People that want to insist that all sarcasm is negative often do not understand it and on the contrary, is not a sign of cowardice and again, you are talking about the "black" sarcasm to begin with. I don't believe anyone has met me in the last 43 years that retains the delusion that I am scared to tell anyone what I think.
If you are not familiar with my forum posts, I can easily tell someone they are a piece of shit and make it sound like a good thing, not because I am afraid to speak my mind, but because I find no reason to hurt people unnecessarily. I also believe that if you wish people to listen, a better approach is not pissing them off, so there is no point to the blunt meanness that some wield with such glee.
You can steer clear of people that include sarcasm on their profile but you may be missing a really great gal with a killer sense of humor. My X's family is not particularly sarcastic but to me the things they make fun of each other about are really just hateful in a lot of cases, give me a sarcastic comment over those any day.
|---|
**Actions to take**
(a) How would you render this sentence from the passage on sarcasm in Spanish: "I don't believe anyone has met me in the last 43 years that retains the delusion that I am scared to tell anyone what I think."
(b) Which adverbs ending in "-ly" appear in the passage on sarcasm? List each one once, in order of first appearance.
(c) Can you continue the passage on sarcasm from its final sentence, keeping the same voice and point of view?
The entries that follow are separate material and have no connection to the passage on sarcasm.

**Material supplied**
|---|
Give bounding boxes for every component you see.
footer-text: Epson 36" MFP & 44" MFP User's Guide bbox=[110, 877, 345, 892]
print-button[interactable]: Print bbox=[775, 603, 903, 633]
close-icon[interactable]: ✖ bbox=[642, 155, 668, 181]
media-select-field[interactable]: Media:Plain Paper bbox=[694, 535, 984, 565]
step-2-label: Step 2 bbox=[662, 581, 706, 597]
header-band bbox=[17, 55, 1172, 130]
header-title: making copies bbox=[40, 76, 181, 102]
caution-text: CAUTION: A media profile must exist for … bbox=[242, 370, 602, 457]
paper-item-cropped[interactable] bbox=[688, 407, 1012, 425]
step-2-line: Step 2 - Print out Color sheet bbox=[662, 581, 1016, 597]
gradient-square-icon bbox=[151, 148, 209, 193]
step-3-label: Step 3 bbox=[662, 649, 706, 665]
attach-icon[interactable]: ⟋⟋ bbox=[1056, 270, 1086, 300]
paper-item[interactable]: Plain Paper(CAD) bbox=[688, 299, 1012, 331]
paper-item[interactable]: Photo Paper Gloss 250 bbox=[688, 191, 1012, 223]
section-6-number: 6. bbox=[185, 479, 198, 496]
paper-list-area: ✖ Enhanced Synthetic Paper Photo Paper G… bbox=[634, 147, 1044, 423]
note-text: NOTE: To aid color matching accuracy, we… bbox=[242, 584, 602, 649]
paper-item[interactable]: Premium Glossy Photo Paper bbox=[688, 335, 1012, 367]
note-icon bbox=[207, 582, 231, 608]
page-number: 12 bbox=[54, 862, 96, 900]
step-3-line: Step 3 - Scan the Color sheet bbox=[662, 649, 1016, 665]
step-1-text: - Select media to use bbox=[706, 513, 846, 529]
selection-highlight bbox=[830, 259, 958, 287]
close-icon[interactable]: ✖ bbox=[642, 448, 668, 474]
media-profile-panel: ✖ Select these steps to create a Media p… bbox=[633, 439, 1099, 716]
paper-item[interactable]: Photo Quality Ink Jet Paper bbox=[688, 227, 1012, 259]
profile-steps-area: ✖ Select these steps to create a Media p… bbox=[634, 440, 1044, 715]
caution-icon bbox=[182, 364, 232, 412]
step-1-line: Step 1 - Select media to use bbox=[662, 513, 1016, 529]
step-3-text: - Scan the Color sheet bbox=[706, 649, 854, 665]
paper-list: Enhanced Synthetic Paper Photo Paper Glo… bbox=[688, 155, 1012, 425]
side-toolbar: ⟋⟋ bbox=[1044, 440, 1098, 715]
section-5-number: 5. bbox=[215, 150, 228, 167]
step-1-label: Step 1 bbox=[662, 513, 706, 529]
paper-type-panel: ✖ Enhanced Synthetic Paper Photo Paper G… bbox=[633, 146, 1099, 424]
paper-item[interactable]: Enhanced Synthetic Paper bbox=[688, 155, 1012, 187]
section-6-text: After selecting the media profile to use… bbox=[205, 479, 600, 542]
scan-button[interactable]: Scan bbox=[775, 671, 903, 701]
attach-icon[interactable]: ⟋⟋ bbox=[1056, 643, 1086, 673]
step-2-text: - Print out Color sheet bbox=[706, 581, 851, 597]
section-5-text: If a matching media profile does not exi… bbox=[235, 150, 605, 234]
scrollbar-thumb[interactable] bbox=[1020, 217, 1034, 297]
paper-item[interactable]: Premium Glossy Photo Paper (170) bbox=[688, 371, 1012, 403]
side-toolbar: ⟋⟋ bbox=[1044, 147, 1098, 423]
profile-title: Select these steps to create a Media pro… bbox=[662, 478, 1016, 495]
|---|
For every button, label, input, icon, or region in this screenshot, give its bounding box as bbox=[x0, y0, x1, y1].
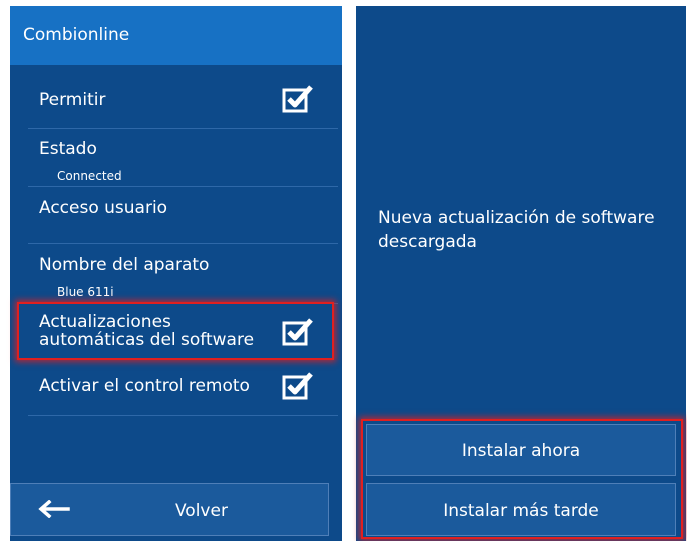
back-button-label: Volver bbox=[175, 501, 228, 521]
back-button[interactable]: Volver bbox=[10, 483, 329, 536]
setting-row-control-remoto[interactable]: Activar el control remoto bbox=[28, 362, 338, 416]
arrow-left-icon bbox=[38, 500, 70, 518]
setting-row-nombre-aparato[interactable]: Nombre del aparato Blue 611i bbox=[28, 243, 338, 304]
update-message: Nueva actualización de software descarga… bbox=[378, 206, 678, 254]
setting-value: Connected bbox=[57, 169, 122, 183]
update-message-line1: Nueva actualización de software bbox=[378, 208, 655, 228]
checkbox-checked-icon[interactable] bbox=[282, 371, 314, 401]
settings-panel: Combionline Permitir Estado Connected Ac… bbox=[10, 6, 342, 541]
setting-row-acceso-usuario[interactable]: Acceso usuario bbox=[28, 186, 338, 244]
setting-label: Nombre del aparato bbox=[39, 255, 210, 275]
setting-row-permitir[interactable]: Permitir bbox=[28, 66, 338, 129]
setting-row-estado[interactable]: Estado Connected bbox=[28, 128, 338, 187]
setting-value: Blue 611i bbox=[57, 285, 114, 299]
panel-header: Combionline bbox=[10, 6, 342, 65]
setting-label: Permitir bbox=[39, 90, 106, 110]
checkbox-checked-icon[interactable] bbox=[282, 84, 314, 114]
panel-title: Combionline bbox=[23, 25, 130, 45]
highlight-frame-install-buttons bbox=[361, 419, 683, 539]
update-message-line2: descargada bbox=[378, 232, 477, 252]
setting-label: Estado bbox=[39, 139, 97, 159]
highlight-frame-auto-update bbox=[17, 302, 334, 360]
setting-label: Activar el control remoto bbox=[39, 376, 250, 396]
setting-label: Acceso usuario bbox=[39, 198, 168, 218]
|---|
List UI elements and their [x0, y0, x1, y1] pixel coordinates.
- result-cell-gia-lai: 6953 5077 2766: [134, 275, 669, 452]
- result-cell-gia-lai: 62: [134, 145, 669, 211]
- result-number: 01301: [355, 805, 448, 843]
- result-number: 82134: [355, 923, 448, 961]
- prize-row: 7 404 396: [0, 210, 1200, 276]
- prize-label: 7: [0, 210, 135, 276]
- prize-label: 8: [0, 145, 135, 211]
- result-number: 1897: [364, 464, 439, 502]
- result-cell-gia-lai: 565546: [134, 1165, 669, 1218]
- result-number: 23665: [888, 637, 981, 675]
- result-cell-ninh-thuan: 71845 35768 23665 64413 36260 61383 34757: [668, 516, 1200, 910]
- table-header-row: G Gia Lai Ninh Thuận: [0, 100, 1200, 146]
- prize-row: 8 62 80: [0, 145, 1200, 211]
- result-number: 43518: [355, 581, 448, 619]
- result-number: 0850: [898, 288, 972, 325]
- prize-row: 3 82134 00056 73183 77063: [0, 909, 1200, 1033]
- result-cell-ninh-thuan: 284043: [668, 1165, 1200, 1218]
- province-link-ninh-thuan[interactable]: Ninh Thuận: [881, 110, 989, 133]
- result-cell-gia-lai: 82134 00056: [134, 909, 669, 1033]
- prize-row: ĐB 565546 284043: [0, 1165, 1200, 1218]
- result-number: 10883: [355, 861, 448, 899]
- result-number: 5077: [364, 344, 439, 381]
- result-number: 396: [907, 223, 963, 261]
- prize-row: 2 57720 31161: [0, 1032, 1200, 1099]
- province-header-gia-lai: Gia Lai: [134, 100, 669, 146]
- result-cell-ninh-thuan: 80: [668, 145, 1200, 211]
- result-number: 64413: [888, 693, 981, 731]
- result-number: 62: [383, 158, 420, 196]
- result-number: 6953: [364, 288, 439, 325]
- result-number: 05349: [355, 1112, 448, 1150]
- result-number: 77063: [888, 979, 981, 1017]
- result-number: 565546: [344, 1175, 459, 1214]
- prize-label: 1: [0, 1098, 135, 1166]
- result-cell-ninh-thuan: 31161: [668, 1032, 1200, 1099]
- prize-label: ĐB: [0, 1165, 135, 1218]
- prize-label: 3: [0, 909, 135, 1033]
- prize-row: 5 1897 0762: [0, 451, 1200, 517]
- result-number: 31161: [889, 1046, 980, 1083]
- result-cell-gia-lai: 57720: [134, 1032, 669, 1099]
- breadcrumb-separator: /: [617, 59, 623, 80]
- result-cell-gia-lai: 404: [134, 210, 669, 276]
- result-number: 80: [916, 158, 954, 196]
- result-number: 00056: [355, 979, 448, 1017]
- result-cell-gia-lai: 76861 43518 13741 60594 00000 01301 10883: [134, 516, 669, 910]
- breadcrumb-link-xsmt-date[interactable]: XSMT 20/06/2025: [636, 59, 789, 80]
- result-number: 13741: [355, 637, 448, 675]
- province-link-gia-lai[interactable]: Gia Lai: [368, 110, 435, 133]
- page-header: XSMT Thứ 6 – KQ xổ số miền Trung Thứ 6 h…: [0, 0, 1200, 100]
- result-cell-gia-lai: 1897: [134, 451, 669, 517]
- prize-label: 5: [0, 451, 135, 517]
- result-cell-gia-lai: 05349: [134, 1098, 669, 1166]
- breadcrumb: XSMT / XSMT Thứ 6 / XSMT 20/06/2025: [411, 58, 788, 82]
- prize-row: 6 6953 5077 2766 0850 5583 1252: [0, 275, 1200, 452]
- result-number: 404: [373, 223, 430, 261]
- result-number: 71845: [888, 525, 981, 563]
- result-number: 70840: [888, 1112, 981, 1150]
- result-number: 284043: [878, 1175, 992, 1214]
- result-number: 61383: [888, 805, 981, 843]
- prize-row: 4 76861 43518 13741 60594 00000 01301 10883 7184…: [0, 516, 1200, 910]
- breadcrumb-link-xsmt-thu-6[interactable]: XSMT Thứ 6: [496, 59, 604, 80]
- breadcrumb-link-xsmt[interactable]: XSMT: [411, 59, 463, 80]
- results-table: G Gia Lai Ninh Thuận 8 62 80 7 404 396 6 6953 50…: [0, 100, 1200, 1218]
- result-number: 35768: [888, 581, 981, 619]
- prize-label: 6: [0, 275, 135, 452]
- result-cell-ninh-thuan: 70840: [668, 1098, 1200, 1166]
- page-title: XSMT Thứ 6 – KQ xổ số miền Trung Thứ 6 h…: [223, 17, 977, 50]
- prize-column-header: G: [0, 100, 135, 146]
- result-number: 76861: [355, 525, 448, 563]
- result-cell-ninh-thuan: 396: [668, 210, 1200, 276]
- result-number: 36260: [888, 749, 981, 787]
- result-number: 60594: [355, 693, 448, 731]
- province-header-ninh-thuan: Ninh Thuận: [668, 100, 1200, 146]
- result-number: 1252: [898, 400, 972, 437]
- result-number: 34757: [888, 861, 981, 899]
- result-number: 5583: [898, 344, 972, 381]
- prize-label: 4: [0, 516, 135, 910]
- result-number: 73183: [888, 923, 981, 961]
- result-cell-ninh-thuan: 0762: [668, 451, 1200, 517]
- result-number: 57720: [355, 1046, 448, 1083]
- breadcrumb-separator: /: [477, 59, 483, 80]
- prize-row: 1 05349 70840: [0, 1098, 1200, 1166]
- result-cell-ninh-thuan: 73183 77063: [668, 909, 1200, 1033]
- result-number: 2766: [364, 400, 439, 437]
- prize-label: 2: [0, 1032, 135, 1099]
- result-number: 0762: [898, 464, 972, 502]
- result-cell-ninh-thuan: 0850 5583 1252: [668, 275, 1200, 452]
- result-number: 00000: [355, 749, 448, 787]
|---|
**Set of answers**
(a) No creo que nadie que me haya conocido en los últimos 43 años conserve la idea equivocada de que tengo miedo de decirle a cualquiera lo que pienso.

(b) easily, unnecessarily, really, particularly

(c)
Blanket statements like sarcasm is a red flag, or it is cowardice, or it is blah, blah insults the intelligence of anyone involved in the discussion. It can be something you wish to pay attention to to determine if it is the individual's way of seeing the humorous in what are often horrid situations or if it is an outgrowth of a natural tendency to see everything around them with negativity.
If I tried to stifle my sarcasm I think I would be much less fun to be around, and since people are still around, I suspect, at least in my tiny little corner of the universe, it is not indicative of passive aggressive issues.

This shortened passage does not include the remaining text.